Goal 1:
Transcribe the passage on digital agriculture from "Cross-cutting insights and" up to and including "the main barriers.".
Goal 2:
Please go on with the passage on digital agriculture, starting right after its last sentence.

Pacciani et al. (2025) evaluate digitalization levels, perceived benefits, needs, and barriers on a sample of 1,248 Italian farms. The results show that monitoring systems and connected machinery are the most used technologies. In addition, efficiency gains in farm and production management, improved operational control, and perceived benefits are key drivers of adoption, while financial and structural limitations remain significant obstacles. The authors call for coordinated policy measures to support the digital transition, combining advisory services, investment in infrastructure, and human capital development. Their conclusions are consistent with those of Sabbagh and Gutierrez (2025) and Timpanaro et al. (2025), who also emphasize the importance of governance coordination, training, and connectivity in promoting technology diffusion.
Moussaoui et al. (2025) employ a mixed-methods design, combining surveys and in-depth interviews to gather stakeholder perspectives on smart agriculture technologies and their policy integration. The results of the study show a broad agreement on the potential of technologies to improve agricultural efficiency, sustainability, and productivity; nonetheless, it also identifies persistent barriers, including high upfront costs and limited technical expertise. The authors highlight the need for financial incentives, capacity-building initiatives, and stronger infrastructure to encourage adoption. The conclusion of this study supports adaptive, multi-level governance frameworks that link top-down policy design with bottom-up innovation processes to ensure greater policy coherence. In line with Pacciani et al. (2025), their findings reinforce the view that digital transformation depends as much on systemic governance reform as on technological progress.
Finally, Arraigada and Mac Clay (2025) expands the geographical scope with an exploratory study of digital agriculture (DA) start-ups in Argentina, providing comparative insights from the Global South. The paper discusses the interactions between the established agricultural input industry and 114 DA start-ups based on two technological dimensions: embodied/disembodied technologies and complementary/substitutive. Overall, the analysis shows that most of the solutions developed by Argentine start-ups tend to be complementary to the existing technological packages, and this may represent an opportunity for dominant firms to strengthen their position either by acquiring or investing in early-stage start-ups to incorporate those solutions into their own technological platforms.
Cross-cutting insights and policy implications
This special issue offers different perspectives on the dynamics of technology adoption and the governance of digital transformation in agriculture. The evidence confirms that technology adoption is not merely a technical or economic process (though these aspects are very important), but it is a socio-institutional transition, that depends on mental constructs, social norms, and collective learning mechanisms, and is strongly influenced by the external conditions in which innovations are embedded. Behavioral models indicate that perceived usefulness and social influence are the main determinants of farmers’ acceptance of innovations. Conversely, perceived risk, high costs, and institutional uncertainty remain the main barriers.

Information supplied:

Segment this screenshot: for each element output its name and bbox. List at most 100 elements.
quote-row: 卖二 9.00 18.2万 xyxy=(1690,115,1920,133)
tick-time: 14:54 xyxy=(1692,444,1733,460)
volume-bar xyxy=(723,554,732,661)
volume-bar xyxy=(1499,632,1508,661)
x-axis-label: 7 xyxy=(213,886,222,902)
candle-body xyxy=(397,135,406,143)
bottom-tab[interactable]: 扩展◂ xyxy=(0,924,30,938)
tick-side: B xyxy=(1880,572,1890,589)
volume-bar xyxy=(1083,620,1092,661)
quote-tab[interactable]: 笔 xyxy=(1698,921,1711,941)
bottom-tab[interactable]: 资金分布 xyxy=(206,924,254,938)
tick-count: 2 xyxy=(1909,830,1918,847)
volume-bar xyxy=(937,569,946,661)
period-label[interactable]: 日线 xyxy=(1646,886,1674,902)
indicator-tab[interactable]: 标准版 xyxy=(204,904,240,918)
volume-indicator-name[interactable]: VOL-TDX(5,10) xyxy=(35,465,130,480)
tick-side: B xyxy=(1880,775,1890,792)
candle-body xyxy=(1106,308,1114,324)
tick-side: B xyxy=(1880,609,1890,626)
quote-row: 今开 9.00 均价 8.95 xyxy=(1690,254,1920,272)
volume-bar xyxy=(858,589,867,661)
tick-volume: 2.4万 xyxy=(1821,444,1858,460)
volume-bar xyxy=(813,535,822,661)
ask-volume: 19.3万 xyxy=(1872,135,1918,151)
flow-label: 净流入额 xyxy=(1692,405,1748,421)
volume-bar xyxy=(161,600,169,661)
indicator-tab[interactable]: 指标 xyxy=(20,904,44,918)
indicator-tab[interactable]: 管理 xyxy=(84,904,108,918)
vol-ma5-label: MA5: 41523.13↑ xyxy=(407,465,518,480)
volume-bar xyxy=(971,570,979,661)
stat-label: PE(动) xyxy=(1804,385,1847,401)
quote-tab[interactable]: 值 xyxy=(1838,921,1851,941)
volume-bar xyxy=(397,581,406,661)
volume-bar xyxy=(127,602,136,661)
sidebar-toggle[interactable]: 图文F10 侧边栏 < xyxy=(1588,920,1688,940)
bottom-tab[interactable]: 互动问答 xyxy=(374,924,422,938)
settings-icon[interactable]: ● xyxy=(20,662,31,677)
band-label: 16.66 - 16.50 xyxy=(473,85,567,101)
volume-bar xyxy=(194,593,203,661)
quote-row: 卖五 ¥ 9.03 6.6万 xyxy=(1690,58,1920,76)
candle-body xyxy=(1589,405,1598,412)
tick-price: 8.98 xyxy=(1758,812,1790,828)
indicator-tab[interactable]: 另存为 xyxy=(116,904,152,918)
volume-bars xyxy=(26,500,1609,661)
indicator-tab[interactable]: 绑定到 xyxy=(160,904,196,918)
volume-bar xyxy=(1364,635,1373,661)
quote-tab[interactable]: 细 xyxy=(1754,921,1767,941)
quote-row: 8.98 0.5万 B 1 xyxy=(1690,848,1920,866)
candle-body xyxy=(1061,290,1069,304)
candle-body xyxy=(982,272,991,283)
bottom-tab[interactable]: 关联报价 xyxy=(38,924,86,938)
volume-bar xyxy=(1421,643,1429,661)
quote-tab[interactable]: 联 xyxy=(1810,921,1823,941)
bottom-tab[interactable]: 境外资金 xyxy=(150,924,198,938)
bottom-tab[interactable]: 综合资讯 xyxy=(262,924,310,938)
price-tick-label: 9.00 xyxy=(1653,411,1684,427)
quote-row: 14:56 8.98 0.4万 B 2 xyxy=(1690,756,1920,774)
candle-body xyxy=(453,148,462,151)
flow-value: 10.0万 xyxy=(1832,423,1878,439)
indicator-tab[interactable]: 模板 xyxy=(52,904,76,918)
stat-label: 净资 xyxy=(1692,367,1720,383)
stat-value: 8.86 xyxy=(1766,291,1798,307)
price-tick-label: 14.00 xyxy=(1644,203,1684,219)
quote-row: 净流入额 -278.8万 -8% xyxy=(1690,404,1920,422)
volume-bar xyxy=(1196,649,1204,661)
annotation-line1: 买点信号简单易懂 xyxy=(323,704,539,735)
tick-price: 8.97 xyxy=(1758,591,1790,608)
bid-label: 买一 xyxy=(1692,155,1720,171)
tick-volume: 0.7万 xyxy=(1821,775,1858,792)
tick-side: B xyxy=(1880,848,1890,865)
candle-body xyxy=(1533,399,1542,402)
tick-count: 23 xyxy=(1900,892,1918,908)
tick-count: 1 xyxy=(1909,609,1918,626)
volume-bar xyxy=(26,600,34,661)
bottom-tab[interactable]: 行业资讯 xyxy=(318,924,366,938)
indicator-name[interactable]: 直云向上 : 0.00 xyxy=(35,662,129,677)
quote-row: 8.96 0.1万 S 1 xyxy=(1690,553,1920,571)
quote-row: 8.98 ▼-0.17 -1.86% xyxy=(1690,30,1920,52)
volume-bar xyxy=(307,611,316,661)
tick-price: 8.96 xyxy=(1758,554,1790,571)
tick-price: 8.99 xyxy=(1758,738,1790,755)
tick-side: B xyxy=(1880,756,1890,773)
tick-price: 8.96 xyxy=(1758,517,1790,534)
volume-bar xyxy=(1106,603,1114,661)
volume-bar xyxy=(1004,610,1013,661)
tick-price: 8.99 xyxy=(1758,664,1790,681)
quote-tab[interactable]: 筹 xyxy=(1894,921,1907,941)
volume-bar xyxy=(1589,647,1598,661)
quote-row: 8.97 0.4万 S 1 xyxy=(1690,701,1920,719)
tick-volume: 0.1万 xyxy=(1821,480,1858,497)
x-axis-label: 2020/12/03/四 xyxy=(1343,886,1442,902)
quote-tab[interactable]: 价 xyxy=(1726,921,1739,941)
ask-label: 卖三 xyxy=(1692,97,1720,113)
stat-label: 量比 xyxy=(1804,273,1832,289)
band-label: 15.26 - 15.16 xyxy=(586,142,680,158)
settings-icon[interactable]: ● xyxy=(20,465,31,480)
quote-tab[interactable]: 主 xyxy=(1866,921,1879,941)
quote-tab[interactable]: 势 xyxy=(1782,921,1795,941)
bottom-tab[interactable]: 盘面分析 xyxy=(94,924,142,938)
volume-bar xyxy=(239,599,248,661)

* * *

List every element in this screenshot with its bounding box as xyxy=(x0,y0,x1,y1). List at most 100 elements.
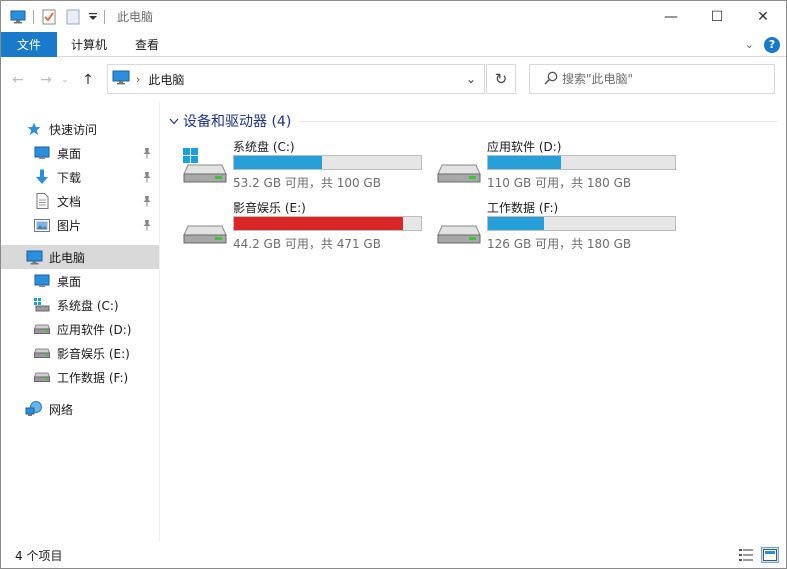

Expected answer 1:
Cross-cutting insights and policy implications
This special issue offers different perspectives on the dynamics of technology adoption and the governance of digital transformation in agriculture. The evidence confirms that technology adoption is not merely a technical or economic process (though these aspects are very important), but it is a socio-institutional transition, that depends on mental constructs, social norms, and collective learning mechanisms, and is strongly influenced by the external conditions in which innovations are embedded. Behavioral models indicate that perceived usefulness and social influence are the main determinants of farmers’ acceptance of innovations. Conversely, perceived risk, high costs, and institutional uncertainty remain the main barriers.

Expected answer 2:
From a policy perspective, the findings highlight that monetary incentives alone will not ensure a successful digital transition unless they are part of coherent and flexible governance arrangements that align public and private resources, promote interoperability, and leverage synergies within the sector (Wolfert et al., 2017; Klerkx et al., 2019; Viaggi, 2019). The articles in this special issue suggest that effective strategies must combine investment with the development of digital infrastructure and educational programs to build long-term innovation capacity. More generally, the integration of behavioral and economic policy analysis in these articles demonstrates how interdisciplinary science can inform evidence-based solutions to ensure the deployment of smart technologies in the context of resilient agri-food systems.
The Guest Editors thank all authors for their valuable contributions, the anonymous reviewers for their constructive feedback, and the Bio-based and Applied Economics editorial team for their support in publishing this Special Issue. This special issue was inspired by Agritech National Research Center (Spoke 3 – Enabling technologies and sustainable strategies for the smart management of agricultural systems and their environmental impact), which also funded six out of eight papers.
This Special Issue also saw the participation of our colleague Maurizio Canavari, who passed away prematurely at the beginning of 2025, far too soon. He was a curious, generous, and committed scholar, deeply engaged in the fields of agri-food economics and consumer behavior. His collaborative spirit enriched all those who had the privilege to work with him. Maurizio contributed to the conception, design, and realization of one of the studies included in this Special Issue, namely Cozzi et al. (2025). He leaves an indelible memory among his colleagues and students.
All guest editors contributed equally to the conception and writing of this editorial.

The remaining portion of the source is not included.